:: SUPPLIED MATERIAL
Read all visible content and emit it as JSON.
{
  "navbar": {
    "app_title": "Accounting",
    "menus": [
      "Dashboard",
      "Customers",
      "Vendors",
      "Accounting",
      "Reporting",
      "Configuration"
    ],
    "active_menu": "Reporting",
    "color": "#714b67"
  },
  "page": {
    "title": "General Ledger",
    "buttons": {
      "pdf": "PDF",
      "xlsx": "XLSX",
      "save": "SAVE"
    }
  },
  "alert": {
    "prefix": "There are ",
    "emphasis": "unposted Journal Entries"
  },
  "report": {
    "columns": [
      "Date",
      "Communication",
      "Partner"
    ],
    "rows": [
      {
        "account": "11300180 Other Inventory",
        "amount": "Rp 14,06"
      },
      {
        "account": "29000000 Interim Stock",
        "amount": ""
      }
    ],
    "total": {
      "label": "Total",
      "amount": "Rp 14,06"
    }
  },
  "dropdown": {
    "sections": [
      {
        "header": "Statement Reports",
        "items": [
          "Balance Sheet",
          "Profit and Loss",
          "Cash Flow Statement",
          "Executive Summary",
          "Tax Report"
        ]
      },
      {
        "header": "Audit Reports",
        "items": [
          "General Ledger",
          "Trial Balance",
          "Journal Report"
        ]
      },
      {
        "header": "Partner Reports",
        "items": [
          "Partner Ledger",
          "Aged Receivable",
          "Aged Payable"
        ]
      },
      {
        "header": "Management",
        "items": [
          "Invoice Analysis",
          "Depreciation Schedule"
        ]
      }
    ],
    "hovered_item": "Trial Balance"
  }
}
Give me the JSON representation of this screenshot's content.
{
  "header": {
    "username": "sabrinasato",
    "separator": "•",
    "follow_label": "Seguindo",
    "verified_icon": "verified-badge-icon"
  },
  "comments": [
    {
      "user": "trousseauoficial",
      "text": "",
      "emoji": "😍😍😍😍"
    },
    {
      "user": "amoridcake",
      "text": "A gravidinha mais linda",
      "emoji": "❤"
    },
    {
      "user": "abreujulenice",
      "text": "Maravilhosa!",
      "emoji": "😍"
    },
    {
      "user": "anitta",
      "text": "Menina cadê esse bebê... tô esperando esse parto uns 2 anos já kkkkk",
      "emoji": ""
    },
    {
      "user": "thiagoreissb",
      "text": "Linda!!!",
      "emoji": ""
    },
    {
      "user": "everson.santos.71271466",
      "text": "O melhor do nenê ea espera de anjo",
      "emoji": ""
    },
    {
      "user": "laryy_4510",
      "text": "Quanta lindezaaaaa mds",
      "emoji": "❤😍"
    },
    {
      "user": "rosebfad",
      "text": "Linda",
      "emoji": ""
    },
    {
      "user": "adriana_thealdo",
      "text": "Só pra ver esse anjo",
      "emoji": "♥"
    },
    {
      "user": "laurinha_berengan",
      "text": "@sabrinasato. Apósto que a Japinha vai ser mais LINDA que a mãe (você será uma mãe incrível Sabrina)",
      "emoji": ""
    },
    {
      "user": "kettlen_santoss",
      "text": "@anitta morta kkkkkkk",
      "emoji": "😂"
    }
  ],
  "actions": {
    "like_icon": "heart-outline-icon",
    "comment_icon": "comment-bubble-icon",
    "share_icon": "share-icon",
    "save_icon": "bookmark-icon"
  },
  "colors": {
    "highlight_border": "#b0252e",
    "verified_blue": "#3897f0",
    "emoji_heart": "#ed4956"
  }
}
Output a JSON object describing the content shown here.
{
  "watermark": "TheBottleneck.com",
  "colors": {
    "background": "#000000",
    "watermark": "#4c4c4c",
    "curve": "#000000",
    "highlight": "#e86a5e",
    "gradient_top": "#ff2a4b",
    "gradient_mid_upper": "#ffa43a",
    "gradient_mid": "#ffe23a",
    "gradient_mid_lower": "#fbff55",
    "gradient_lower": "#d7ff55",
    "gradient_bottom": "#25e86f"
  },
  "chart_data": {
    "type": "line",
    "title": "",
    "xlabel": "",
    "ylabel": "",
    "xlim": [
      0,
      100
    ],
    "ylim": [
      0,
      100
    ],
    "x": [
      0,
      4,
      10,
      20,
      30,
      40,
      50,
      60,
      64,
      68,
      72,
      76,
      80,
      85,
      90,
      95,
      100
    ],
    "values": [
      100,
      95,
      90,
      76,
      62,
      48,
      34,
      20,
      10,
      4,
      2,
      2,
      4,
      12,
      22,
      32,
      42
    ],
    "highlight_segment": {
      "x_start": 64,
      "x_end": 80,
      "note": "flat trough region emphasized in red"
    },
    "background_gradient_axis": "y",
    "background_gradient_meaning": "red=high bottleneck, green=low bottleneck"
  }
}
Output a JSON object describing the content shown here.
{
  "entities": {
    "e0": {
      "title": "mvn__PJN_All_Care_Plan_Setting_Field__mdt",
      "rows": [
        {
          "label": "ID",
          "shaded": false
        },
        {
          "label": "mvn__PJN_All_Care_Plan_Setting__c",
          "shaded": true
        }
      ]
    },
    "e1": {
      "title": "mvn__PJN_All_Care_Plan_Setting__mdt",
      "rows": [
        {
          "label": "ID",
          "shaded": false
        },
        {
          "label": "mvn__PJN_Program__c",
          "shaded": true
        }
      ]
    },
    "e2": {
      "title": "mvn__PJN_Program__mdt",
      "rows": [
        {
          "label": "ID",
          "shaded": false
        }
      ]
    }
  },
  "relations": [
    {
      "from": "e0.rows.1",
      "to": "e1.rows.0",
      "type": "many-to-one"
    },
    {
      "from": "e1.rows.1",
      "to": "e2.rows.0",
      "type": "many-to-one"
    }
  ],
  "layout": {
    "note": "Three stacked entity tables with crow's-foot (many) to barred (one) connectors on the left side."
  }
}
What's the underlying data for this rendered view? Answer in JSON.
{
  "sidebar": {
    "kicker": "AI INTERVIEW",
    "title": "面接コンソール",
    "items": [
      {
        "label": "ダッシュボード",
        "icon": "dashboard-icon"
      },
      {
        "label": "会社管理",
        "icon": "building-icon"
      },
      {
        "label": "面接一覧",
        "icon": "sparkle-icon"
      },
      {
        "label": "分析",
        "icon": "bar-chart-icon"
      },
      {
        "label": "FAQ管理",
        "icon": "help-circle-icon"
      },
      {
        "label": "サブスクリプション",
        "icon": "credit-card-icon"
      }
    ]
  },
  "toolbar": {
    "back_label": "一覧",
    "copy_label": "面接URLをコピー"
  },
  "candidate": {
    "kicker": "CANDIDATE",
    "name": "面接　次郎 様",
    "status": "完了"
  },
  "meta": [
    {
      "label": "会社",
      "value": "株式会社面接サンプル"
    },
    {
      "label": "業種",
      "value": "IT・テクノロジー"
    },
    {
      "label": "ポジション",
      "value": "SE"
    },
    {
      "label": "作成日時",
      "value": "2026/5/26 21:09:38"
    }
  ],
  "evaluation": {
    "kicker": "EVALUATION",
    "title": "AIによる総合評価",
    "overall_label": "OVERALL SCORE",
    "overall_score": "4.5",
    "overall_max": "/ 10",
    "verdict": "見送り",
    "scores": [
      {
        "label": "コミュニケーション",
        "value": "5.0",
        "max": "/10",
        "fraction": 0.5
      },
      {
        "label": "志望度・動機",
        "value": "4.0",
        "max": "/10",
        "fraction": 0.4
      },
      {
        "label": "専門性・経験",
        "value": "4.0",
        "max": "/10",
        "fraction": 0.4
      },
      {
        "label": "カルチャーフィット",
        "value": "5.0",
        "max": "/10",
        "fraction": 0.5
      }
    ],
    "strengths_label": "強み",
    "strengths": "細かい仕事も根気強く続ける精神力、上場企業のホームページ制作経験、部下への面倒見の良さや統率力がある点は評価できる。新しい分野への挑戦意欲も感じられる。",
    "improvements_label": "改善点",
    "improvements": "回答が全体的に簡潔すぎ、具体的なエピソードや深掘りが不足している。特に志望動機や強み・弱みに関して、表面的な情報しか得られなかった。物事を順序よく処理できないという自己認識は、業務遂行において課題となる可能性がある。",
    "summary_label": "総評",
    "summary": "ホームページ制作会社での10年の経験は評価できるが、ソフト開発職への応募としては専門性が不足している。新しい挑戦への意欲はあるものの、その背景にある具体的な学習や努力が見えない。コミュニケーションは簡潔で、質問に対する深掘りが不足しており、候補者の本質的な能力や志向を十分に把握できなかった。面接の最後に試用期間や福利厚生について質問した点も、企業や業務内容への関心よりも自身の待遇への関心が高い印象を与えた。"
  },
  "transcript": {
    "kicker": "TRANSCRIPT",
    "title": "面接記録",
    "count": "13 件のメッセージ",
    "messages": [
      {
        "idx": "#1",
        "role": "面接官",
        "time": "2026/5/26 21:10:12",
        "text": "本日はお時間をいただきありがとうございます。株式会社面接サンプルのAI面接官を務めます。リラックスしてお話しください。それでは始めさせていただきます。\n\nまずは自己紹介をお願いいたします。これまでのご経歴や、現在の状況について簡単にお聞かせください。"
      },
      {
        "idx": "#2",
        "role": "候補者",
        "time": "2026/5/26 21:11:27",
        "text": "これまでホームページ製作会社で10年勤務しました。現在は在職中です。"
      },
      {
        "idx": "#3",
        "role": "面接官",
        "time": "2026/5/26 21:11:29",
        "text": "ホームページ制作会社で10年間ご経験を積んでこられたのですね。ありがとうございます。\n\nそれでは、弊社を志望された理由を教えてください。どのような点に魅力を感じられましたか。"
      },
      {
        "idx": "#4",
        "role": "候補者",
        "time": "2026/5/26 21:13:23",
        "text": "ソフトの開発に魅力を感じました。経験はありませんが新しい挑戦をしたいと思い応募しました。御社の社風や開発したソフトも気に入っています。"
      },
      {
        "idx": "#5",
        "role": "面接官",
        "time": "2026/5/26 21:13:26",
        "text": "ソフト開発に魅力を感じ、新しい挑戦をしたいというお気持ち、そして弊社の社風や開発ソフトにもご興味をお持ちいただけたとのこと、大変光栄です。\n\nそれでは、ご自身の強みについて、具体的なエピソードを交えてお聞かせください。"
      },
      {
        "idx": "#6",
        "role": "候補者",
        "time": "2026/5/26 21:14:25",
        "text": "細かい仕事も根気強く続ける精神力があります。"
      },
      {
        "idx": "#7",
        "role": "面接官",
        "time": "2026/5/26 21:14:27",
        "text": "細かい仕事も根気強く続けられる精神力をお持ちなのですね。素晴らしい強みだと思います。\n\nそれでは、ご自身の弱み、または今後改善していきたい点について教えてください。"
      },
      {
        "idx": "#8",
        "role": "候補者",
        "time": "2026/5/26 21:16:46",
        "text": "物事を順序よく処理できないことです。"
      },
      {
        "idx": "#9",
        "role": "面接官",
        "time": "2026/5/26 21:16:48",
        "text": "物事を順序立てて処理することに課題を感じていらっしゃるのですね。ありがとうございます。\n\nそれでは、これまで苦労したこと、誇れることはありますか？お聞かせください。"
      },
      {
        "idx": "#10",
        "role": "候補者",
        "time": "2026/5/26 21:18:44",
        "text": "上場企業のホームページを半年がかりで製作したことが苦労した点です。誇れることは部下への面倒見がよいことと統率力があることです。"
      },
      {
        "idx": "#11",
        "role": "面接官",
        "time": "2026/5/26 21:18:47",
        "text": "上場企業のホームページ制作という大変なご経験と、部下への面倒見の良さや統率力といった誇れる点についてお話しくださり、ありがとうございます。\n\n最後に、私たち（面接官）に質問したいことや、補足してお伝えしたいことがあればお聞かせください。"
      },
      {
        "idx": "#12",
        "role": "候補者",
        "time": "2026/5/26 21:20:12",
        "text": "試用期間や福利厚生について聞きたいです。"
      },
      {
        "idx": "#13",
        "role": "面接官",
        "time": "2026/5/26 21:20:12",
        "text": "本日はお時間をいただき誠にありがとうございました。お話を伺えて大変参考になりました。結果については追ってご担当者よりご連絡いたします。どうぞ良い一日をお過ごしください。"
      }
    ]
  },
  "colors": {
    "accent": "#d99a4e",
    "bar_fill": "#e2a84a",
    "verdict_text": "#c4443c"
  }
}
::::
- WHAT IS BEING ASKED
Provide the number of lines in the entries that include "Trial", and no other text.

- SOLVED EXERCISE
2